» **Required task**
Please report every line from the material that contains the word "삼도로얄맨션".

##### Entries shown #####

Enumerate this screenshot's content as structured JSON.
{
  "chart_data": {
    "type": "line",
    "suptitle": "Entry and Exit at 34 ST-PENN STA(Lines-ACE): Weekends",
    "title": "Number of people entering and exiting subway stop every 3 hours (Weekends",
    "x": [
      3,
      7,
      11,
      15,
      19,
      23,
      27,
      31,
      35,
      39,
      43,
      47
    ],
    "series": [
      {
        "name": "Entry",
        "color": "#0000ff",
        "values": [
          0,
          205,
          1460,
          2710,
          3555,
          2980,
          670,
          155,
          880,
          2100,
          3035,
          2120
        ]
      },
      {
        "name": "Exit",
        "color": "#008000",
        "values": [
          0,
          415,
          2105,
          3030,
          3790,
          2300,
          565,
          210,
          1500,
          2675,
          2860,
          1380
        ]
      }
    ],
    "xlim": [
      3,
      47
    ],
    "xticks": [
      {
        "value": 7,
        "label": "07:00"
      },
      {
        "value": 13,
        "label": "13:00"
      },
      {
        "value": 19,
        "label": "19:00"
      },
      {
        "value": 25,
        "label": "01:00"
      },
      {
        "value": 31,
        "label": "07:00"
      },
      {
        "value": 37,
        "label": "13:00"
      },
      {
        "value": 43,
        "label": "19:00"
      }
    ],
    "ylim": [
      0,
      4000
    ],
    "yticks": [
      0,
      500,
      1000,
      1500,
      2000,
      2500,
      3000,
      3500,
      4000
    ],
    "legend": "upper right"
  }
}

#####
##### Entries shown #####

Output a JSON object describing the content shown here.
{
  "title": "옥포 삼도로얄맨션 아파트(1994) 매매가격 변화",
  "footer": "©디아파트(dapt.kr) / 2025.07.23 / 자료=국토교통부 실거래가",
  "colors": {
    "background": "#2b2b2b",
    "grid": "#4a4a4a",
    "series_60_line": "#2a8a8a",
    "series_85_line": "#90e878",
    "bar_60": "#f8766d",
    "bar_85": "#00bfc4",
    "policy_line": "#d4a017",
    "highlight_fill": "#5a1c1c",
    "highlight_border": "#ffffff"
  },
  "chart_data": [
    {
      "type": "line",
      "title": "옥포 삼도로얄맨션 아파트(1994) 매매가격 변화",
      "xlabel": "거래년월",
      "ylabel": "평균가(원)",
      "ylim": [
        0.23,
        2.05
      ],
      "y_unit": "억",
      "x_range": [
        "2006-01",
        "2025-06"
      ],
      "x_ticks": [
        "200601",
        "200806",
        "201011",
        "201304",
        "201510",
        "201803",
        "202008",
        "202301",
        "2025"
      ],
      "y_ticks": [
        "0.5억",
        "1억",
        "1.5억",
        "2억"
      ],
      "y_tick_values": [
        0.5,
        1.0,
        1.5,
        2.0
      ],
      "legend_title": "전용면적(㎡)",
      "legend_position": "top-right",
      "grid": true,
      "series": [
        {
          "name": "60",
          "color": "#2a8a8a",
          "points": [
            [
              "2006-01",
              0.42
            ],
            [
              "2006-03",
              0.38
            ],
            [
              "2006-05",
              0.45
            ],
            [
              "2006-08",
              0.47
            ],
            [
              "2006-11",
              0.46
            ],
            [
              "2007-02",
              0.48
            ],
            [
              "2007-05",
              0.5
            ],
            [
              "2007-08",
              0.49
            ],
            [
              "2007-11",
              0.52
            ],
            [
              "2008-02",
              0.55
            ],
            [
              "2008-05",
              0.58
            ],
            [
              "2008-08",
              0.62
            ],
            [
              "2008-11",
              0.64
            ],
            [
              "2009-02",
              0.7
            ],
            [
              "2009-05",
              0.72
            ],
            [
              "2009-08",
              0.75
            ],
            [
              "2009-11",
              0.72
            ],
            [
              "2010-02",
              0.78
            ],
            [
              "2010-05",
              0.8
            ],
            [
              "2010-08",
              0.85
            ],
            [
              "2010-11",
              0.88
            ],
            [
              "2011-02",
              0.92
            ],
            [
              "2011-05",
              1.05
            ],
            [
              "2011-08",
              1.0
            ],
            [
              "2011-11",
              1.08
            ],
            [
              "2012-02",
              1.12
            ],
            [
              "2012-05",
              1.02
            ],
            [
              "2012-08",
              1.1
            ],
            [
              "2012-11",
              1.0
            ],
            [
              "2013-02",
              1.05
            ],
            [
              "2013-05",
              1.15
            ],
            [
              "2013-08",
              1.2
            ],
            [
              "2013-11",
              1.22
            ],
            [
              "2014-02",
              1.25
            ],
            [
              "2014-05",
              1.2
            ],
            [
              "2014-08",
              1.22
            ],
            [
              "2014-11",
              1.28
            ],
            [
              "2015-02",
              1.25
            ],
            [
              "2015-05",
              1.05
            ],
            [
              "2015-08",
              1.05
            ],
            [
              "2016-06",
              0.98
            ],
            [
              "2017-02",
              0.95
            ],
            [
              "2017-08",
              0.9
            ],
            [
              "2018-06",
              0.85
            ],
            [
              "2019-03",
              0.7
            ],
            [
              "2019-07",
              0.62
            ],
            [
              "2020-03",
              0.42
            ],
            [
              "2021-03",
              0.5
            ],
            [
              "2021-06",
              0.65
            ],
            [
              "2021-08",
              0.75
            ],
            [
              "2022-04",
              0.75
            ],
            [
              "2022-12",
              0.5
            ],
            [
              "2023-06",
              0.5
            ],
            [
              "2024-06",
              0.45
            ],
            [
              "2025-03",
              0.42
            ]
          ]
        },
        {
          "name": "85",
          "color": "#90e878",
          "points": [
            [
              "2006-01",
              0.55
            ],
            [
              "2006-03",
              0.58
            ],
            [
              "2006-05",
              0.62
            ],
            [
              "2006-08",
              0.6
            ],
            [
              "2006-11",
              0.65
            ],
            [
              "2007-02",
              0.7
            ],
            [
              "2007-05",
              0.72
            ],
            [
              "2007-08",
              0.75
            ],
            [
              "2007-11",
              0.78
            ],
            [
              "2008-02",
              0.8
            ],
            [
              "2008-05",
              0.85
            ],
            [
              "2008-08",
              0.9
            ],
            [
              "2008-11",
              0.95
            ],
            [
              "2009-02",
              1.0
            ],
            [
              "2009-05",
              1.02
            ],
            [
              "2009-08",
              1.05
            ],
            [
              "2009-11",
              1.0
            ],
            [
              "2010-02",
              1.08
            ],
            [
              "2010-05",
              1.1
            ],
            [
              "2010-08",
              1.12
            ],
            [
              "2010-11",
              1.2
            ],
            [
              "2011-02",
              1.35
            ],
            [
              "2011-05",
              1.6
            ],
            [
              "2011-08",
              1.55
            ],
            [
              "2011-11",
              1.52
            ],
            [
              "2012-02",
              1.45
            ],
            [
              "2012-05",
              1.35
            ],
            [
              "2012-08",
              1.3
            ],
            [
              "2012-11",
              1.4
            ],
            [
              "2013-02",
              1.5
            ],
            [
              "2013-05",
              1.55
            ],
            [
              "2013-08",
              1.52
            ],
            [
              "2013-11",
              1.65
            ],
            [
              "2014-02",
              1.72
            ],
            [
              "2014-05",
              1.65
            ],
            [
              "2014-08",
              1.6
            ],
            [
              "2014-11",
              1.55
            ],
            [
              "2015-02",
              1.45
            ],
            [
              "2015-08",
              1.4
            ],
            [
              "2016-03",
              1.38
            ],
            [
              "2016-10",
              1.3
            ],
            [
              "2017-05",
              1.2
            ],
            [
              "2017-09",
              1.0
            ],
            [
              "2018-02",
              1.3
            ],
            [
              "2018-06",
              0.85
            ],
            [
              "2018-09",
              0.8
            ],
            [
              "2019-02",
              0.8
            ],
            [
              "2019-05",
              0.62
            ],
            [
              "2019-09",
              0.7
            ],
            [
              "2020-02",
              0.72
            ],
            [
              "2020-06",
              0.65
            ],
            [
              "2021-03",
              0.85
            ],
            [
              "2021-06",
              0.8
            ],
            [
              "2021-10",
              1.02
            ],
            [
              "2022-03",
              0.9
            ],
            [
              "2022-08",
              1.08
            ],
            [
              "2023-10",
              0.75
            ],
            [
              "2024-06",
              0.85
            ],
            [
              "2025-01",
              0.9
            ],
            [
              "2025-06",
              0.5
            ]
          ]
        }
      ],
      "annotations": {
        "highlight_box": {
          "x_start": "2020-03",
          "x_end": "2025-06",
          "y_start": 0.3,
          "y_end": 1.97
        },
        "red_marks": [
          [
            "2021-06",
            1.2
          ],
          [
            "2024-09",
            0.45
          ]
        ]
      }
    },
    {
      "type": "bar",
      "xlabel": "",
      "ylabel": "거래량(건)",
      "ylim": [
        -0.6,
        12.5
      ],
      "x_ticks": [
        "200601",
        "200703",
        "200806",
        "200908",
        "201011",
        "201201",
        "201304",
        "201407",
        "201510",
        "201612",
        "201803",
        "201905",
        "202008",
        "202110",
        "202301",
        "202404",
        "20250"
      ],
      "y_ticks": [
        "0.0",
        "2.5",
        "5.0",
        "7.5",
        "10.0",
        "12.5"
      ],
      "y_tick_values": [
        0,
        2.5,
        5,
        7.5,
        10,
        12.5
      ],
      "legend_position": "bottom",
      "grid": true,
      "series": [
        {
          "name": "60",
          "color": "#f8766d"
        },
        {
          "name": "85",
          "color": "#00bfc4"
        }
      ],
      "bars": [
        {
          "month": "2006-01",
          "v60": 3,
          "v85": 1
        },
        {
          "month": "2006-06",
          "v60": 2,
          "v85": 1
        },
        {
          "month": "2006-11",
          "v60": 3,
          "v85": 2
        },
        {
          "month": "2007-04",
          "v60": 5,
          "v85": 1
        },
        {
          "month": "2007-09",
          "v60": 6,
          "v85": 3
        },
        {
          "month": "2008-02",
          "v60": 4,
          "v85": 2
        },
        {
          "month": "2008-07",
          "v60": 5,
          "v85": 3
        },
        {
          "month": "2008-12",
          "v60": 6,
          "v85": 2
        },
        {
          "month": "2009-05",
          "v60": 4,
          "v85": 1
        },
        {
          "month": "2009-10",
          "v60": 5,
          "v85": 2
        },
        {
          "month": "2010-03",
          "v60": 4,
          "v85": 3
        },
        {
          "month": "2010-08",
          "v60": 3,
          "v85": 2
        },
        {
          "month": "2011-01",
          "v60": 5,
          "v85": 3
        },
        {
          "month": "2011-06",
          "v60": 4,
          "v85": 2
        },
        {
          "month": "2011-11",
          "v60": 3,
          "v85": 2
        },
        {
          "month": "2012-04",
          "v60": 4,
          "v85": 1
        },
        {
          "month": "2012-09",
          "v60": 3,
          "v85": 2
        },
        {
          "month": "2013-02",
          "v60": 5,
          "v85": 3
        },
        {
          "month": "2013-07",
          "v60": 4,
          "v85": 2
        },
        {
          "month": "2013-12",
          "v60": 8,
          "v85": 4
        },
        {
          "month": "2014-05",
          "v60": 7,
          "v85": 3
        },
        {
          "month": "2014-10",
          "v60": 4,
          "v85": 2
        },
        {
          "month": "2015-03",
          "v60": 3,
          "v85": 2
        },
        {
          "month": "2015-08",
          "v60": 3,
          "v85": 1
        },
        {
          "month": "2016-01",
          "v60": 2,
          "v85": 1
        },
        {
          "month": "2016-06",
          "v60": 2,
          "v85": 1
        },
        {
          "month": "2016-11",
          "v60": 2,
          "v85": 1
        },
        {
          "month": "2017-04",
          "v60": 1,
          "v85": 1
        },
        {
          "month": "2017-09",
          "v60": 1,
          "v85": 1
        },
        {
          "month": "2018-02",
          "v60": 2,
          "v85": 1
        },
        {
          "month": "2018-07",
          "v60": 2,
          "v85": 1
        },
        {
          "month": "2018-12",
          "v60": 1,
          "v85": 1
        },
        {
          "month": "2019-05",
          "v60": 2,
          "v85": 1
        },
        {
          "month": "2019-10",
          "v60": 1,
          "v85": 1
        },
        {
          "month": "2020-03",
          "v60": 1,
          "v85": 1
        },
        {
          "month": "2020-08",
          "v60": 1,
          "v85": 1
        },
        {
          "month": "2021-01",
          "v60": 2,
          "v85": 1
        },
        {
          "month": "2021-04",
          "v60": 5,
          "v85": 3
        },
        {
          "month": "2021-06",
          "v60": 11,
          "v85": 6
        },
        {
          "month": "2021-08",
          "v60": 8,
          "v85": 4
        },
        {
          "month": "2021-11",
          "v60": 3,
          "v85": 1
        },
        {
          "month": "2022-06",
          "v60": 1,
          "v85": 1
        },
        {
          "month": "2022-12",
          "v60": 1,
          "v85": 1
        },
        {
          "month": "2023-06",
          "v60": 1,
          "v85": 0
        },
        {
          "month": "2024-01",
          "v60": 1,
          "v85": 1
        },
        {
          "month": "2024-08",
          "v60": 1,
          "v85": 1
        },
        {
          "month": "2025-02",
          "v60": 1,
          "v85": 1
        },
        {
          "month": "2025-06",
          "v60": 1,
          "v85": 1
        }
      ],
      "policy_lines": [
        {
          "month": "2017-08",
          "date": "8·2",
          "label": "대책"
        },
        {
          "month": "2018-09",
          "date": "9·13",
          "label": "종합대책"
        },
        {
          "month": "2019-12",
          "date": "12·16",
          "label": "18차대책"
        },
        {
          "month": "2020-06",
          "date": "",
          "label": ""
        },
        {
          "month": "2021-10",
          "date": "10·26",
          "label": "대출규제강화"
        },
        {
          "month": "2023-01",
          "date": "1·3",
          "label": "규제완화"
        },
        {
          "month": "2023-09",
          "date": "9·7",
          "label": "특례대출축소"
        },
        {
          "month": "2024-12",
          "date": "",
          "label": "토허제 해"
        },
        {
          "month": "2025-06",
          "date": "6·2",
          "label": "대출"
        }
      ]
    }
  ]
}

#####

» **Response to the task**
  "title": "옥포 삼도로얄맨션 아파트(1994) 매매가격 변화",
      "title": "옥포 삼도로얄맨션 아파트(1994) 매매가격 변화",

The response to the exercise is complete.